### The exercise
Could you extract every entry below and reproduce it exactly?

### Dataset entries
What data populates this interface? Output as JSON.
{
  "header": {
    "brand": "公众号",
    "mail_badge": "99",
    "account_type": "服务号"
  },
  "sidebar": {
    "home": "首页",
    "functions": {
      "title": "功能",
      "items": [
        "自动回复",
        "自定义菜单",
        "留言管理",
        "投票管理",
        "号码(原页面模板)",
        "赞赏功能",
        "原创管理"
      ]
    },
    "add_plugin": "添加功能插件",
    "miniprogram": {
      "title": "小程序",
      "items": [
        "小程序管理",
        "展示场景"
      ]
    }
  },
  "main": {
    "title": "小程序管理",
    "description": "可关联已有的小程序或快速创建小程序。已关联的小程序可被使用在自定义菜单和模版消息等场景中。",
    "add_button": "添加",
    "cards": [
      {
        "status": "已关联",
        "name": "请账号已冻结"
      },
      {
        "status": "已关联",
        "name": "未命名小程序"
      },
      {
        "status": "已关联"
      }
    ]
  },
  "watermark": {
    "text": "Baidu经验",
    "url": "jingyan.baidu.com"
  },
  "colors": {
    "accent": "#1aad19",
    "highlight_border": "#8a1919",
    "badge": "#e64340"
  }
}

### Answer to this problem
What data populates this interface? Output as JSON.
{
  "header": {
    "brand": "公众号",
    "mail_badge": "99",
    "account_type": "服务号"
  },
  "sidebar": {
    "home": "首页",
    "functions": {
      "title": "功能",
      "items": [
        "自动回复",
        "自定义菜单",
        "留言管理",
        "投票管理",
        "号码(原页面模板)",
        "赞赏功能",
        "原创管理"
      ]
    },
    "add_plugin": "添加功能插件",
    "miniprogram": {
      "title": "小程序",
      "items": [
        "小程序管理",
        "展示场景"
      ]
    }
  },
  "main": {
    "title": "小程序管理",
    "description": "可关联已有的小程序或快速创建小程序。已关联的小程序可被使用在自定义菜单和模版消息等场景中。",
    "add_button": "添加",
    "cards": [
      {
        "status": "已关联",
        "name": "请账号已冻结"
      },
      {
        "status": "已关联",
        "name": "未命名小程序"
      },
      {
        "status": "已关联"
      }
    ]
  },
  "watermark": {
    "text": "Baidu经验",
    "url": "jingyan.baidu.com"
  },
  "colors": {
    "accent": "#1aad19",
    "highlight_border": "#8a1919",
    "badge": "#e64340"
  }
}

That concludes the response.